• [Aim of the exercise] Output each entry verbatim and exclude every picture from it.

BEGIN

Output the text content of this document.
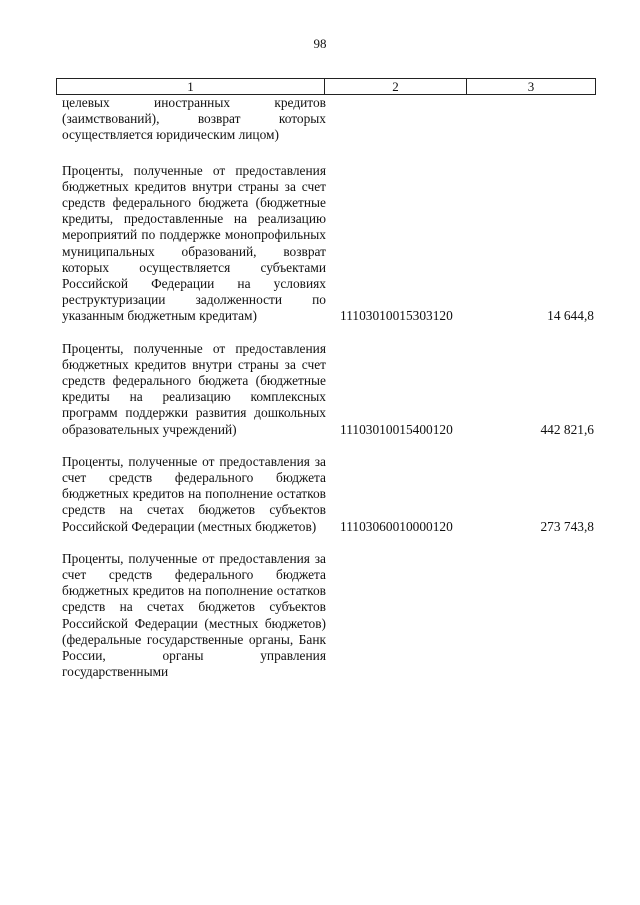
98
1	2	3
целевых иностранных кредитов (заимствований), возврат которых осуществляется юридическим лицом)
Проценты, полученные от предоставления бюджетных кредитов внутри страны за счет средств федерального бюджета (бюджетные кредиты, предоставленные на реализацию мероприятий по поддержке монопрофильных муниципальных образований, возврат которых осуществляется субъектами Российской Федерации на условиях реструктуризации задолженности по указанным бюджетным кредитам)	11103010015303120	14 644,8
Проценты, полученные от предоставления бюджетных кредитов внутри страны за счет средств федерального бюджета (бюджетные кредиты на реализацию комплексных программ поддержки развития дошкольных образовательных учреждений)	11103010015400120	442 821,6
Проценты, полученные от предоставления за счет средств федерального бюджета бюджетных кредитов на пополнение остатков средств на счетах бюджетов субъектов Российской Федерации (местных бюджетов)	11103060010000120	273 743,8
Проценты, полученные от предоставления за счет средств федерального бюджета бюджетных кредитов на пополнение остатков средств на счетах бюджетов субъектов Российской Федерации (местных бюджетов) (федеральные государственные органы, Банк России, органы управления государственными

END

• [Task solution]
Output the text content of this document.
98
1	2	3
целевых иностранных кредитов (заимствований), возврат которых осуществляется юридическим лицом)
Проценты, полученные от предоставления бюджетных кредитов внутри страны за счет средств федерального бюджета (бюджетные кредиты, предоставленные на реализацию мероприятий по поддержке монопрофильных муниципальных образований, возврат которых осуществляется субъектами Российской Федерации на условиях реструктуризации задолженности по указанным бюджетным кредитам)	11103010015303120	14 644,8
Проценты, полученные от предоставления бюджетных кредитов внутри страны за счет средств федерального бюджета (бюджетные кредиты на реализацию комплексных программ поддержки развития дошкольных образовательных учреждений)	11103010015400120	442 821,6
Проценты, полученные от предоставления за счет средств федерального бюджета бюджетных кредитов на пополнение остатков средств на счетах бюджетов субъектов Российской Федерации (местных бюджетов)	11103060010000120	273 743,8
Проценты, полученные от предоставления за счет средств федерального бюджета бюджетных кредитов на пополнение остатков средств на счетах бюджетов субъектов Российской Федерации (местных бюджетов) (федеральные государственные органы, Банк России, органы управления государственными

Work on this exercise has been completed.